Without the images, write out all of the following entries exactly.

** begin INFORMATION GIVEN **

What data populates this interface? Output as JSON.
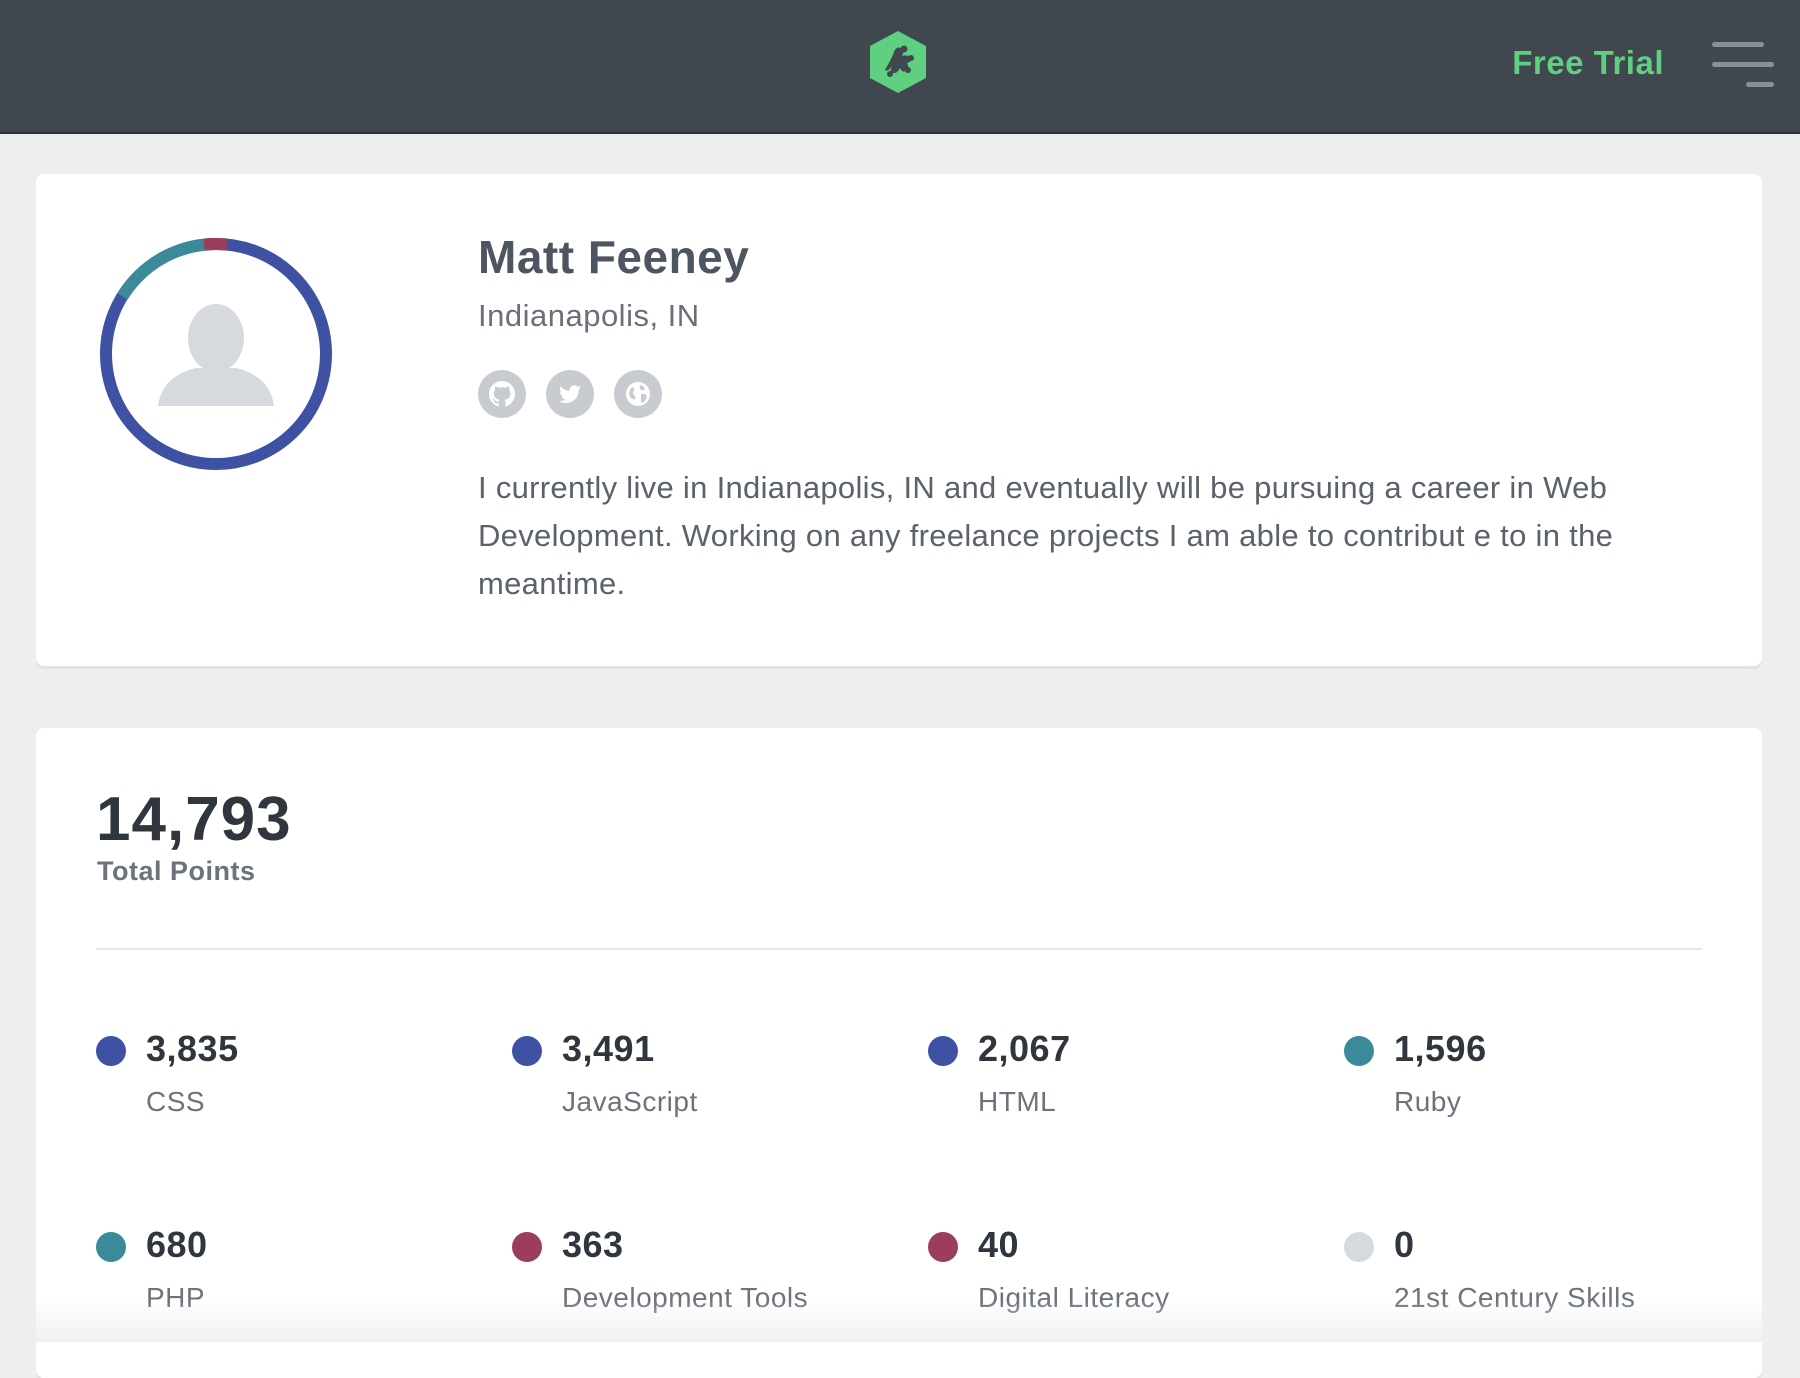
{
  "header": {
    "logo_icon": "treehouse-frog-logo-icon",
    "free_trial_label": "Free Trial",
    "menu_icon": "hamburger-menu-icon",
    "brand_color": "#5fcf80"
  },
  "profile": {
    "name": "Matt Feeney",
    "location": "Indianapolis, IN",
    "avatar_icon": "default-user-avatar-icon",
    "socials": [
      "github-icon",
      "twitter-icon",
      "globe-icon"
    ],
    "bio": "I currently live in Indianapolis, IN and eventually will be pursuing a career in Web Development. Working on any freelance projects I am able to contribut e to in the meantime."
  },
  "points": {
    "total": "14,793",
    "total_label": "Total Points",
    "topics": [
      {
        "value": "3,835",
        "label": "CSS",
        "color": "#3f51a3"
      },
      {
        "value": "3,491",
        "label": "JavaScript",
        "color": "#3f51a3"
      },
      {
        "value": "2,067",
        "label": "HTML",
        "color": "#3f51a3"
      },
      {
        "value": "1,596",
        "label": "Ruby",
        "color": "#3a8a99"
      },
      {
        "value": "680",
        "label": "PHP",
        "color": "#3a8a99"
      },
      {
        "value": "363",
        "label": "Development Tools",
        "color": "#9a3e5c"
      },
      {
        "value": "40",
        "label": "Digital Literacy",
        "color": "#9a3e5c"
      },
      {
        "value": "0",
        "label": "21st Century Skills",
        "color": "#d6d9de"
      }
    ]
  }
}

** end INFORMATION GIVEN **

**OUTPUT FOR THIS EXERCISE**
What data populates this interface? Output as JSON.
{
  "header": {
    "logo_icon": "treehouse-frog-logo-icon",
    "free_trial_label": "Free Trial",
    "menu_icon": "hamburger-menu-icon",
    "brand_color": "#5fcf80"
  },
  "profile": {
    "name": "Matt Feeney",
    "location": "Indianapolis, IN",
    "avatar_icon": "default-user-avatar-icon",
    "socials": [
      "github-icon",
      "twitter-icon",
      "globe-icon"
    ],
    "bio": "I currently live in Indianapolis, IN and eventually will be pursuing a career in Web Development. Working on any freelance projects I am able to contribut e to in the meantime."
  },
  "points": {
    "total": "14,793",
    "total_label": "Total Points",
    "topics": [
      {
        "value": "3,835",
        "label": "CSS",
        "color": "#3f51a3"
      },
      {
        "value": "3,491",
        "label": "JavaScript",
        "color": "#3f51a3"
      },
      {
        "value": "2,067",
        "label": "HTML",
        "color": "#3f51a3"
      },
      {
        "value": "1,596",
        "label": "Ruby",
        "color": "#3a8a99"
      },
      {
        "value": "680",
        "label": "PHP",
        "color": "#3a8a99"
      },
      {
        "value": "363",
        "label": "Development Tools",
        "color": "#9a3e5c"
      },
      {
        "value": "40",
        "label": "Digital Literacy",
        "color": "#9a3e5c"
      },
      {
        "value": "0",
        "label": "21st Century Skills",
        "color": "#d6d9de"
      }
    ]
  }
}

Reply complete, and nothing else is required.